(Items from a dataset)

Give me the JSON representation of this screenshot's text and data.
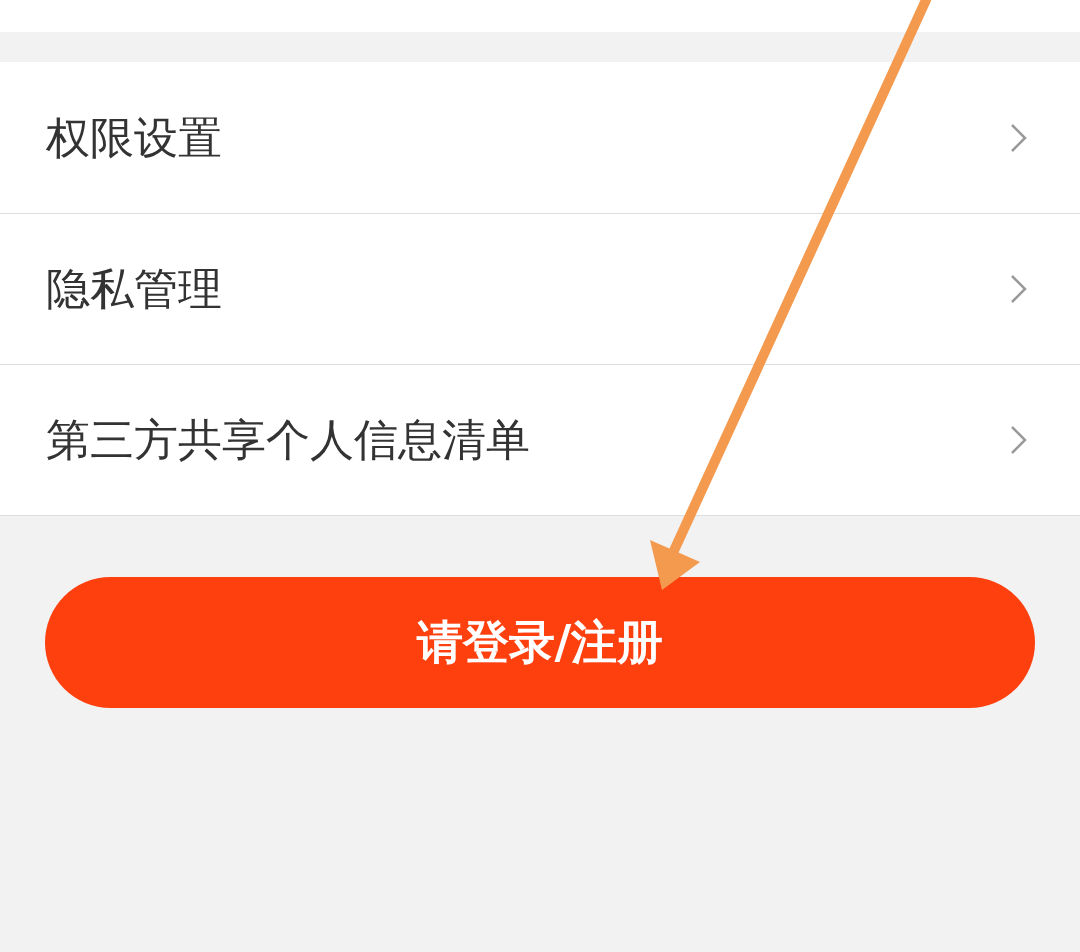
{
  "menu_items": [
    {
      "label": "权限设置"
    },
    {
      "label": "隐私管理"
    },
    {
      "label": "第三方共享个人信息清单"
    }
  ],
  "login_button": {
    "label": "请登录/注册"
  }
}
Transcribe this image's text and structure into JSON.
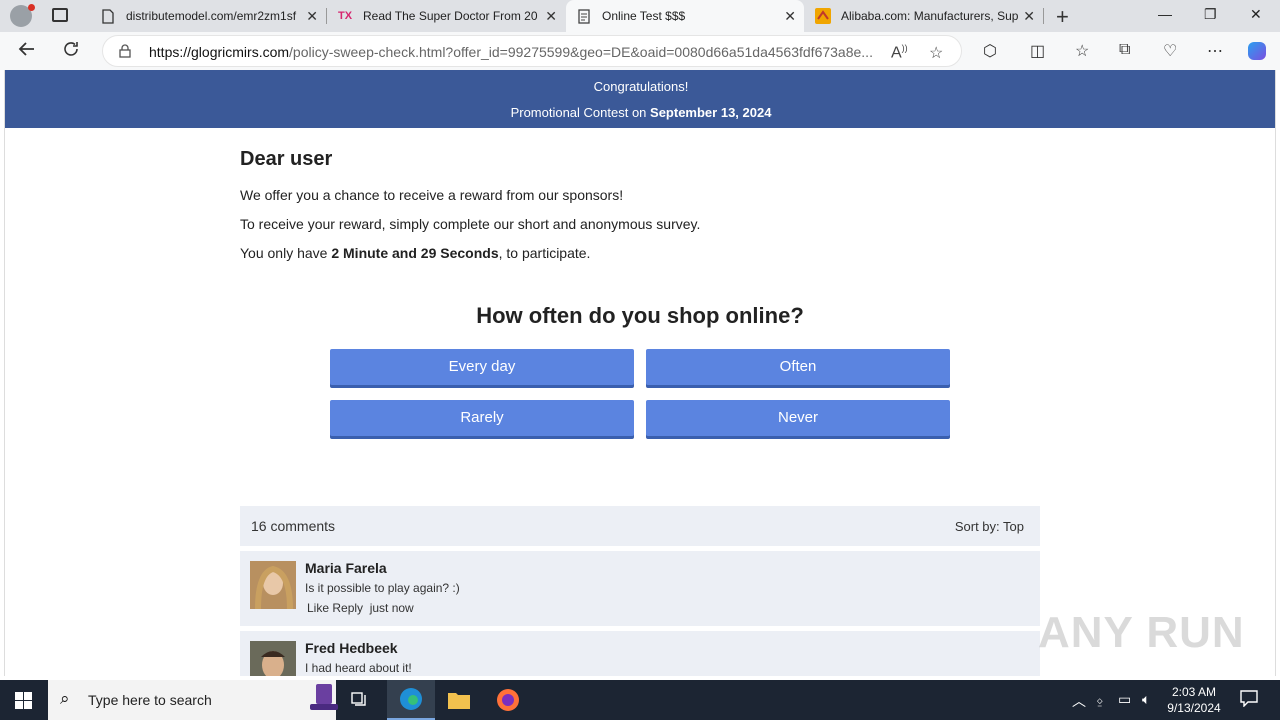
{
  "browser": {
    "tabs": [
      {
        "title": "distributemodel.com/emr2zm1sf",
        "favicon": "page-icon",
        "active": false
      },
      {
        "title": "Read The Super Doctor From 20",
        "favicon": "tx-icon",
        "active": false
      },
      {
        "title": "Online Test $$$",
        "favicon": "document-icon",
        "active": true
      },
      {
        "title": "Alibaba.com: Manufacturers, Sup",
        "favicon": "alibaba-icon",
        "active": false
      }
    ],
    "url_domain": "https://glogricmirs.com",
    "url_path": "/policy-sweep-check.html?offer_id=99275599&geo=DE&oaid=0080d66a51da4563fdf673a8e..."
  },
  "page": {
    "banner_line1": "Congratulations!",
    "banner_line2_prefix": "Promotional Contest on ",
    "banner_date": "September 13, 2024",
    "greeting": "Dear user",
    "para1": "We offer you a chance to receive a reward from our sponsors!",
    "para2": "To receive your reward, simply complete our short and anonymous survey.",
    "para3_prefix": "You only have ",
    "para3_time": "2 Minute and 29 Seconds",
    "para3_suffix": ", to participate.",
    "question": "How often do you shop online?",
    "answers": [
      "Every day",
      "Often",
      "Rarely",
      "Never"
    ]
  },
  "comments": {
    "count_label": "16 comments",
    "sort_label": "Sort by:",
    "sort_value": "Top",
    "items": [
      {
        "name": "Maria Farela",
        "text": "Is it possible to play again? :)",
        "actions": "Like Reply",
        "time": "just now"
      },
      {
        "name": "Fred Hedbeek",
        "text": "I had heard about it!",
        "actions": "",
        "time": ""
      }
    ]
  },
  "watermark": "ANY RUN",
  "taskbar": {
    "search_placeholder": "Type here to search",
    "time": "2:03 AM",
    "date": "9/13/2024"
  },
  "colors": {
    "banner": "#3b5998",
    "answer_button": "#5b84e0",
    "comment_bg": "#eceff5"
  }
}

- _Work to complete_
All lines holding the word "title" should be picked out and copied.

- _Exercise result_
        "title": "distributemodel.com/emr2zm1sf",
        "title": "Read The Super Doctor From 20",
        "title": "Online Test $$$",
        "title": "Alibaba.com: Manufacturers, Sup",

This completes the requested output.